(Extracts from a graphics dataset)

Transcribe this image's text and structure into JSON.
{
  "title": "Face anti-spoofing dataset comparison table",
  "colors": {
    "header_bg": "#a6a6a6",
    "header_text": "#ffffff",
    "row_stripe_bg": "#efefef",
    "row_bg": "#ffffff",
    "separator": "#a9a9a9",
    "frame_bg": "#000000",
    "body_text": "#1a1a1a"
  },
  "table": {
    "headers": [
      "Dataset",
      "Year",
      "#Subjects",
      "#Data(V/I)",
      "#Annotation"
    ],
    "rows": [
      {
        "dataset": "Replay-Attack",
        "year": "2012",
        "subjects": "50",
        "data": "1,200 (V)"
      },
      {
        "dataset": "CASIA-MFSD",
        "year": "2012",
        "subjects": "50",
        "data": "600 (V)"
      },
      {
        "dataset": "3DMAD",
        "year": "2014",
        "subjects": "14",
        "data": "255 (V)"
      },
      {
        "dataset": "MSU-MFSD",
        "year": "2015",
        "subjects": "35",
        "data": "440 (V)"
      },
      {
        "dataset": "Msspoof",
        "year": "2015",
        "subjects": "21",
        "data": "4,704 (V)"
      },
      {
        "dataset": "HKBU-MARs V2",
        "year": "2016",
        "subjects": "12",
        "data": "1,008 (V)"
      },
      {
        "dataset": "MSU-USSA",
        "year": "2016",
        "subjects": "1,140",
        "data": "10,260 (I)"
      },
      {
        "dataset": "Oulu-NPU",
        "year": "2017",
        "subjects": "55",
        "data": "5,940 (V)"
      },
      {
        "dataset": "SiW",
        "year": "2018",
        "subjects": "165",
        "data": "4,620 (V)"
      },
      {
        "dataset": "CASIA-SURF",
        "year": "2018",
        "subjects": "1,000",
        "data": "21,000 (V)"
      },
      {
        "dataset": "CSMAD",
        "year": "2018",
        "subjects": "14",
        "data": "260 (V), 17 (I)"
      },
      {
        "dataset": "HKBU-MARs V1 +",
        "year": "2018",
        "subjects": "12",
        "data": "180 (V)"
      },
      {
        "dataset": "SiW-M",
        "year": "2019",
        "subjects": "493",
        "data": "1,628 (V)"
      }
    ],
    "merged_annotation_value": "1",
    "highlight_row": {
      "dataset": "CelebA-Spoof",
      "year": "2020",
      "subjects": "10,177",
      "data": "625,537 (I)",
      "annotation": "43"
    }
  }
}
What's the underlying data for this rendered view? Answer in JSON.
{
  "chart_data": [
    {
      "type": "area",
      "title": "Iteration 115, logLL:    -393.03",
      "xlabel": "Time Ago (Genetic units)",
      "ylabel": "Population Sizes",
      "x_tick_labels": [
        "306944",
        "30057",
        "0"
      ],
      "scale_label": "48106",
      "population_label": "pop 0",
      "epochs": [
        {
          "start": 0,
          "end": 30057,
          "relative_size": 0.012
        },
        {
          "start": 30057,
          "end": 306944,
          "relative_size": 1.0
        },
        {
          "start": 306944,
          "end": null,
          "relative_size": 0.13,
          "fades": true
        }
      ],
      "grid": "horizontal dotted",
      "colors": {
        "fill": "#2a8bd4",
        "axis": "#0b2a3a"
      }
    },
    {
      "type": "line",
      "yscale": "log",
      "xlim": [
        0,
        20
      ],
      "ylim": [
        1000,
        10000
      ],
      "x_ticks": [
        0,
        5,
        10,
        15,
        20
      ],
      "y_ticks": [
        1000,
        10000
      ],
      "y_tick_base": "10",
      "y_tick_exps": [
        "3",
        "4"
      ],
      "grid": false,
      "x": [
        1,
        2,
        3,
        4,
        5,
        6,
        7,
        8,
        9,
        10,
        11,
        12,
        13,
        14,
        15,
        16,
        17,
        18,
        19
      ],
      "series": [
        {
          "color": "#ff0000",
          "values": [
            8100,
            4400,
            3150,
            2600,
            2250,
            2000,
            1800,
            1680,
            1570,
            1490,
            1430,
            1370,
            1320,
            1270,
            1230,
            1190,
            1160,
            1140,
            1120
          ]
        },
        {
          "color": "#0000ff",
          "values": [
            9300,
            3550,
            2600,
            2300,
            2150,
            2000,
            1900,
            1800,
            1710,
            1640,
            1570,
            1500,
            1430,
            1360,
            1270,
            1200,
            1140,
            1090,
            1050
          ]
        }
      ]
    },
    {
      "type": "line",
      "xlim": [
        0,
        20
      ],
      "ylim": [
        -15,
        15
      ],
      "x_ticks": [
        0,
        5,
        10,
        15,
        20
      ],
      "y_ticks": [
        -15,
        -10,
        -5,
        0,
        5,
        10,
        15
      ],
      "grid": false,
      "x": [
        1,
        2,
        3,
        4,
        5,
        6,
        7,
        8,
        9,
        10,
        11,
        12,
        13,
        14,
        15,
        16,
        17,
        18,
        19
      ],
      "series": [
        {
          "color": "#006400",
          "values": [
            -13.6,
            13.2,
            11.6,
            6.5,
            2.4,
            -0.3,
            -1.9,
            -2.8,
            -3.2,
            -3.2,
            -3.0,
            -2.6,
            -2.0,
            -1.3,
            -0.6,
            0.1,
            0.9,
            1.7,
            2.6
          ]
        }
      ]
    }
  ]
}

» **Exercise details**:
Reproduce each record shown above without altering a single word.

» **Answer to this task**:
Transcribe this image's text and structure into JSON.
{
  "title": "Face anti-spoofing dataset comparison table",
  "colors": {
    "header_bg": "#a6a6a6",
    "header_text": "#ffffff",
    "row_stripe_bg": "#efefef",
    "row_bg": "#ffffff",
    "separator": "#a9a9a9",
    "frame_bg": "#000000",
    "body_text": "#1a1a1a"
  },
  "table": {
    "headers": [
      "Dataset",
      "Year",
      "#Subjects",
      "#Data(V/I)",
      "#Annotation"
    ],
    "rows": [
      {
        "dataset": "Replay-Attack",
        "year": "2012",
        "subjects": "50",
        "data": "1,200 (V)"
      },
      {
        "dataset": "CASIA-MFSD",
        "year": "2012",
        "subjects": "50",
        "data": "600 (V)"
      },
      {
        "dataset": "3DMAD",
        "year": "2014",
        "subjects": "14",
        "data": "255 (V)"
      },
      {
        "dataset": "MSU-MFSD",
        "year": "2015",
        "subjects": "35",
        "data": "440 (V)"
      },
      {
        "dataset": "Msspoof",
        "year": "2015",
        "subjects": "21",
        "data": "4,704 (V)"
      },
      {
        "dataset": "HKBU-MARs V2",
        "year": "2016",
        "subjects": "12",
        "data": "1,008 (V)"
      },
      {
        "dataset": "MSU-USSA",
        "year": "2016",
        "subjects": "1,140",
        "data": "10,260 (I)"
      },
      {
        "dataset": "Oulu-NPU",
        "year": "2017",
        "subjects": "55",
        "data": "5,940 (V)"
      },
      {
        "dataset": "SiW",
        "year": "2018",
        "subjects": "165",
        "data": "4,620 (V)"
      },
      {
        "dataset": "CASIA-SURF",
        "year": "2018",
        "subjects": "1,000",
        "data": "21,000 (V)"
      },
      {
        "dataset": "CSMAD",
        "year": "2018",
        "subjects": "14",
        "data": "260 (V), 17 (I)"
      },
      {
        "dataset": "HKBU-MARs V1 +",
        "year": "2018",
        "subjects": "12",
        "data": "180 (V)"
      },
      {
        "dataset": "SiW-M",
        "year": "2019",
        "subjects": "493",
        "data": "1,628 (V)"
      }
    ],
    "merged_annotation_value": "1",
    "highlight_row": {
      "dataset": "CelebA-Spoof",
      "year": "2020",
      "subjects": "10,177",
      "data": "625,537 (I)",
      "annotation": "43"
    }
  }
}
What's the underlying data for this rendered view? Answer in JSON.
{
  "chart_data": [
    {
      "type": "area",
      "title": "Iteration 115, logLL:    -393.03",
      "xlabel": "Time Ago (Genetic units)",
      "ylabel": "Population Sizes",
      "x_tick_labels": [
        "306944",
        "30057",
        "0"
      ],
      "scale_label": "48106",
      "population_label": "pop 0",
      "epochs": [
        {
          "start": 0,
          "end": 30057,
          "relative_size": 0.012
        },
        {
          "start": 30057,
          "end": 306944,
          "relative_size": 1.0
        },
        {
          "start": 306944,
          "end": null,
          "relative_size": 0.13,
          "fades": true
        }
      ],
      "grid": "horizontal dotted",
      "colors": {
        "fill": "#2a8bd4",
        "axis": "#0b2a3a"
      }
    },
    {
      "type": "line",
      "yscale": "log",
      "xlim": [
        0,
        20
      ],
      "ylim": [
        1000,
        10000
      ],
      "x_ticks": [
        0,
        5,
        10,
        15,
        20
      ],
      "y_ticks": [
        1000,
        10000
      ],
      "y_tick_base": "10",
      "y_tick_exps": [
        "3",
        "4"
      ],
      "grid": false,
      "x": [
        1,
        2,
        3,
        4,
        5,
        6,
        7,
        8,
        9,
        10,
        11,
        12,
        13,
        14,
        15,
        16,
        17,
        18,
        19
      ],
      "series": [
        {
          "color": "#ff0000",
          "values": [
            8100,
            4400,
            3150,
            2600,
            2250,
            2000,
            1800,
            1680,
            1570,
            1490,
            1430,
            1370,
            1320,
            1270,
            1230,
            1190,
            1160,
            1140,
            1120
          ]
        },
        {
          "color": "#0000ff",
          "values": [
            9300,
            3550,
            2600,
            2300,
            2150,
            2000,
            1900,
            1800,
            1710,
            1640,
            1570,
            1500,
            1430,
            1360,
            1270,
            1200,
            1140,
            1090,
            1050
          ]
        }
      ]
    },
    {
      "type": "line",
      "xlim": [
        0,
        20
      ],
      "ylim": [
        -15,
        15
      ],
      "x_ticks": [
        0,
        5,
        10,
        15,
        20
      ],
      "y_ticks": [
        -15,
        -10,
        -5,
        0,
        5,
        10,
        15
      ],
      "grid": false,
      "x": [
        1,
        2,
        3,
        4,
        5,
        6,
        7,
        8,
        9,
        10,
        11,
        12,
        13,
        14,
        15,
        16,
        17,
        18,
        19
      ],
      "series": [
        {
          "color": "#006400",
          "values": [
            -13.6,
            13.2,
            11.6,
            6.5,
            2.4,
            -0.3,
            -1.9,
            -2.8,
            -3.2,
            -3.2,
            -3.0,
            -2.6,
            -2.0,
            -1.3,
            -0.6,
            0.1,
            0.9,
            1.7,
            2.6
          ]
        }
      ]
    }
  ]
}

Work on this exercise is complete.